▶ **WHAT TO WORK ON**: Scan the data below and pick out the lines containing the word "tanto".

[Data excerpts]
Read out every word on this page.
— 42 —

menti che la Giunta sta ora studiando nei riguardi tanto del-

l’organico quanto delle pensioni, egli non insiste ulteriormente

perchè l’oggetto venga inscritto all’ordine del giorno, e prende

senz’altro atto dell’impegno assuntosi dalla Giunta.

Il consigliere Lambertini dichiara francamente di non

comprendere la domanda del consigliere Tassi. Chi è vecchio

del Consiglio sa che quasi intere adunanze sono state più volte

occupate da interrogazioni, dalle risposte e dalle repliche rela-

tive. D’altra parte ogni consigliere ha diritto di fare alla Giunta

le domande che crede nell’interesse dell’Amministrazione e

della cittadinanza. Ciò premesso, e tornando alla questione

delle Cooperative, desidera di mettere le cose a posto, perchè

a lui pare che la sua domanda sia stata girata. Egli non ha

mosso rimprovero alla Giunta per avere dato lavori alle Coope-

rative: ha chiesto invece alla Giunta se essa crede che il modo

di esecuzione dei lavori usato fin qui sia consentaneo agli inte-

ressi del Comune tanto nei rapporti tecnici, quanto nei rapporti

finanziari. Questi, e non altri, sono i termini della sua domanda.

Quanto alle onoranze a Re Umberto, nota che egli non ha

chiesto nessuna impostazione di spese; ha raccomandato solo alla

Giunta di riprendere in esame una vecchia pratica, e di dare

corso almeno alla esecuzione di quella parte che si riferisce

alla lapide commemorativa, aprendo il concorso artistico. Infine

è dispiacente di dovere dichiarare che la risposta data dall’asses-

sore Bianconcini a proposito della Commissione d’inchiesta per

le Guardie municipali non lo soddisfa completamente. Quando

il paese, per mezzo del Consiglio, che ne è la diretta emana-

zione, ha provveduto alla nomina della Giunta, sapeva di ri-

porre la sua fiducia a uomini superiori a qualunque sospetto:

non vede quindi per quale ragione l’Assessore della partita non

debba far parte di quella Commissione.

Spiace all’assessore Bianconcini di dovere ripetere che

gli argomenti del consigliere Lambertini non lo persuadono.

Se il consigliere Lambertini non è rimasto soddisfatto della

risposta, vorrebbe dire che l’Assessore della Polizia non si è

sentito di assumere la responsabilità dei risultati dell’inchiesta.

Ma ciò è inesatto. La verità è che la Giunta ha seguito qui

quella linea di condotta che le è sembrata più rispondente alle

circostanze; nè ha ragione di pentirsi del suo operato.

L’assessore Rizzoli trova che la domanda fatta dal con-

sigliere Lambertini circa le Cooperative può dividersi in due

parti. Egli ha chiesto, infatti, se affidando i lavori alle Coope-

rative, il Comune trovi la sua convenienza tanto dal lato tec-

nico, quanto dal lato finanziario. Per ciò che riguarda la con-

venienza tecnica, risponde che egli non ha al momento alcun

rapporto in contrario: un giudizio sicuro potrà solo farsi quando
---
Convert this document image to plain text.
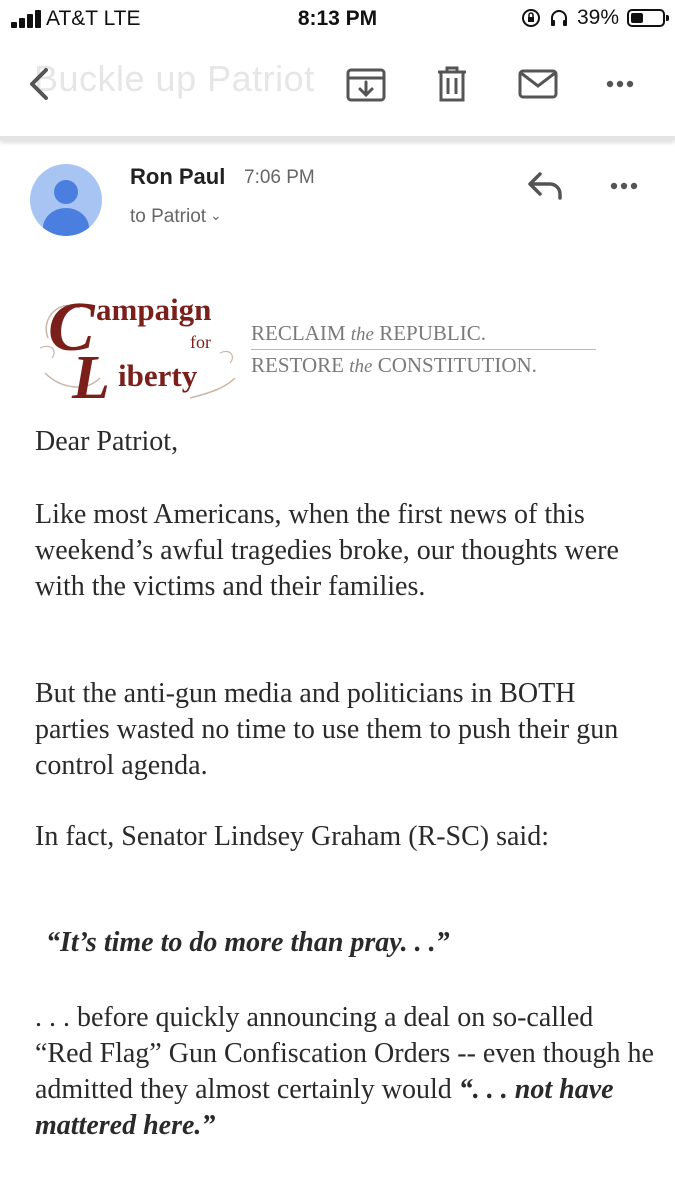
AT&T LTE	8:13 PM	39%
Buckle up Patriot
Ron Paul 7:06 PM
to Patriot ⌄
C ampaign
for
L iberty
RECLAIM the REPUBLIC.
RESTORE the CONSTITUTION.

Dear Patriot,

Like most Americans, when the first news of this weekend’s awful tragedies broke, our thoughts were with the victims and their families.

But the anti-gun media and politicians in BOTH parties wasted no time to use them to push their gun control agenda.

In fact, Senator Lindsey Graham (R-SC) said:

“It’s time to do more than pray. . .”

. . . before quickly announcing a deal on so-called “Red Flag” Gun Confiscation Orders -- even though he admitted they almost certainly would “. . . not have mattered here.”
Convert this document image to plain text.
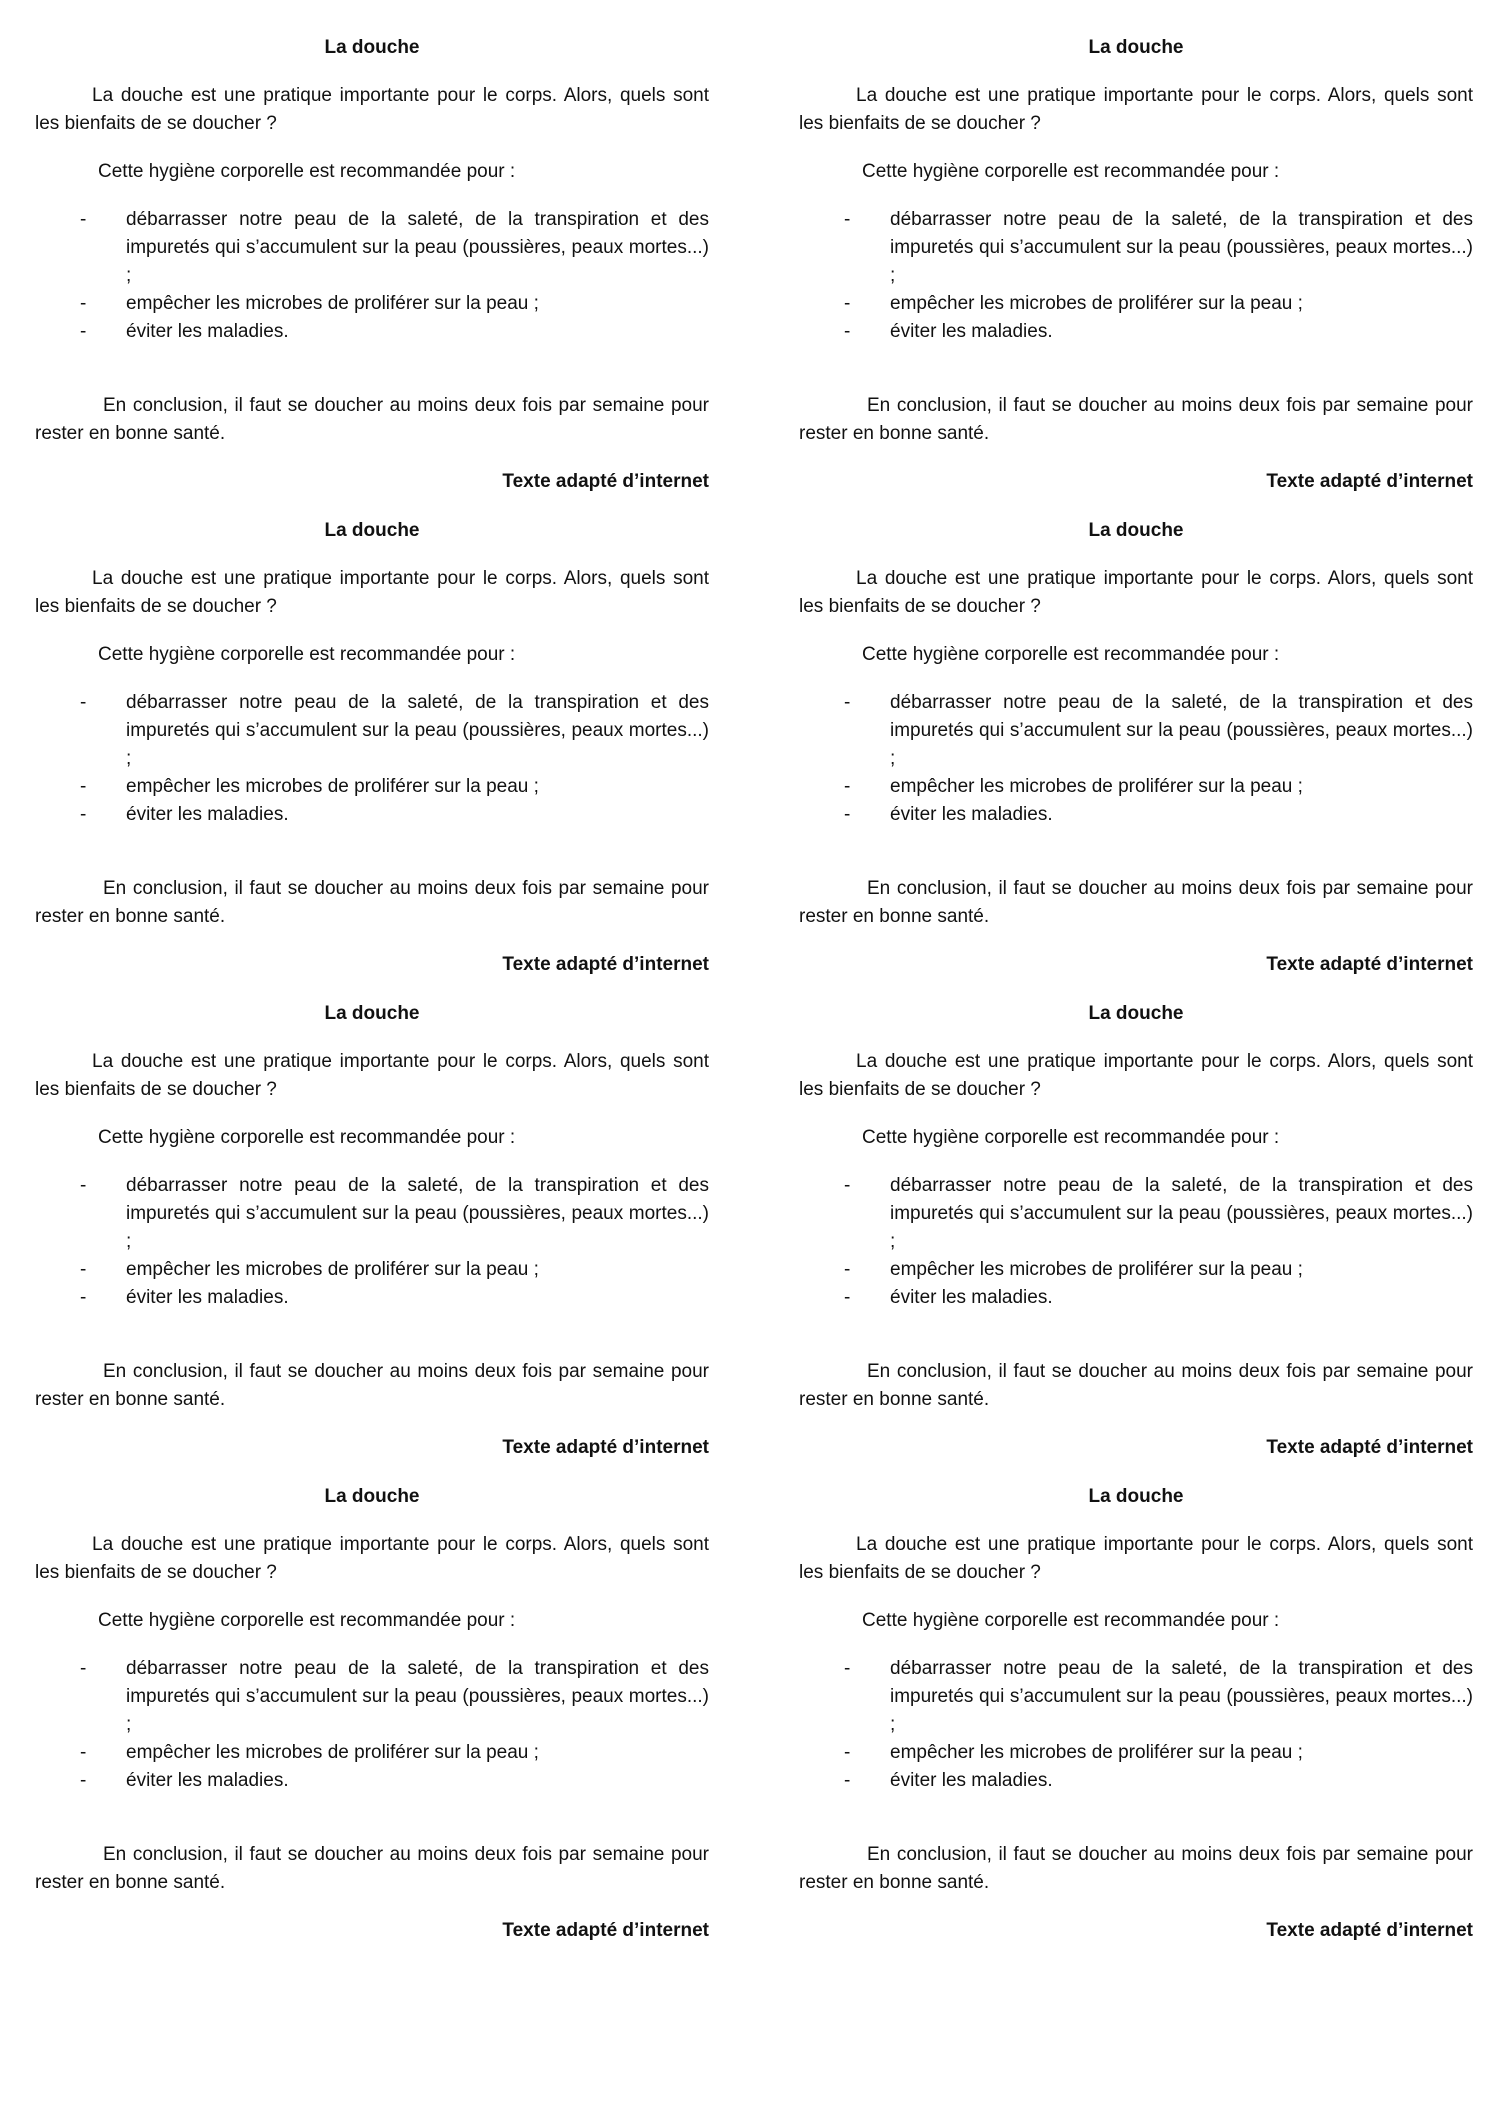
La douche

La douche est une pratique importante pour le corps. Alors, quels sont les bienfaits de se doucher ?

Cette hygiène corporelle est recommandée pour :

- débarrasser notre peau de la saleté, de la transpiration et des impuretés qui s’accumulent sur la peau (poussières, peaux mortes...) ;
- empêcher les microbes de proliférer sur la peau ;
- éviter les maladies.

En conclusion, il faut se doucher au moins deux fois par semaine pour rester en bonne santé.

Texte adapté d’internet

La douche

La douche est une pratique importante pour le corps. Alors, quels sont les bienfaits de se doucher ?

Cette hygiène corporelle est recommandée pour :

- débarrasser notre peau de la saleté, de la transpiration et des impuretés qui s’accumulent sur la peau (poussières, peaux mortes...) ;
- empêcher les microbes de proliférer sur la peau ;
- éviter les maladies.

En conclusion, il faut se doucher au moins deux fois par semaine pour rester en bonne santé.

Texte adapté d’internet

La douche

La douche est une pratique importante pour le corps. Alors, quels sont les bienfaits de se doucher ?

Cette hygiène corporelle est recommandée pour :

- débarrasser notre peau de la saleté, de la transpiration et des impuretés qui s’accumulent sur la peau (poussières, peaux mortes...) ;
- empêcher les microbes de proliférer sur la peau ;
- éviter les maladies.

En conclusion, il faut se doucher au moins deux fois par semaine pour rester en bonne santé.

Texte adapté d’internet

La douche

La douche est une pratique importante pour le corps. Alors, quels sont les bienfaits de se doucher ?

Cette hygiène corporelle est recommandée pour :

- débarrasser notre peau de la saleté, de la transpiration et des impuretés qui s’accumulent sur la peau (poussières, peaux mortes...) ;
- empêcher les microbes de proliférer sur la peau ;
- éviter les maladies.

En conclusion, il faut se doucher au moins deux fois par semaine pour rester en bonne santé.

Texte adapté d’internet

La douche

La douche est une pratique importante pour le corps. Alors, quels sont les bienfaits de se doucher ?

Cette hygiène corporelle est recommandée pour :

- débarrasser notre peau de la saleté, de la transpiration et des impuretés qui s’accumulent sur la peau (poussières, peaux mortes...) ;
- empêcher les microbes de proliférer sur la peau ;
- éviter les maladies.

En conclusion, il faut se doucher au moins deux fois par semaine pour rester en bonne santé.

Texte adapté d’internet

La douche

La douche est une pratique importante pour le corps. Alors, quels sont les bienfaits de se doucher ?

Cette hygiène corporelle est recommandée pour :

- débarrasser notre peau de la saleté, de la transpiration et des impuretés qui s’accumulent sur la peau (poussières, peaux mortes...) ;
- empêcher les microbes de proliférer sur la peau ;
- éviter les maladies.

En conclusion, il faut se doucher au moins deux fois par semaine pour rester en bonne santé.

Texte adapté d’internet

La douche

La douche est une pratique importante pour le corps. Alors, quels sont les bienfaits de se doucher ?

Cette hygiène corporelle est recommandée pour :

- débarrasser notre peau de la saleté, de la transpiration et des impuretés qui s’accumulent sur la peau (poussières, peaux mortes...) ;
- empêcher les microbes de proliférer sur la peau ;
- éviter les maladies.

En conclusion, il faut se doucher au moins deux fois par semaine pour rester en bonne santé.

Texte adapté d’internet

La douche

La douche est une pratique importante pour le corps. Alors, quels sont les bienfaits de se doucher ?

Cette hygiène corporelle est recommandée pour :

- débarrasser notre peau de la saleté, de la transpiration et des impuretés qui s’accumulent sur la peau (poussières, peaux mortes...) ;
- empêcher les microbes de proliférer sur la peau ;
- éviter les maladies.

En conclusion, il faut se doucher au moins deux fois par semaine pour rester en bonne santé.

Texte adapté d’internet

▶ **RESULT FOR THIS TASK**:
menti che la Giunta sta ora studiando nei riguardi tanto del-
ressi del Comune tanto nei rapporti tecnici, quanto nei rapporti
rative, il Comune trovi la sua convenienza tanto dal lato tec-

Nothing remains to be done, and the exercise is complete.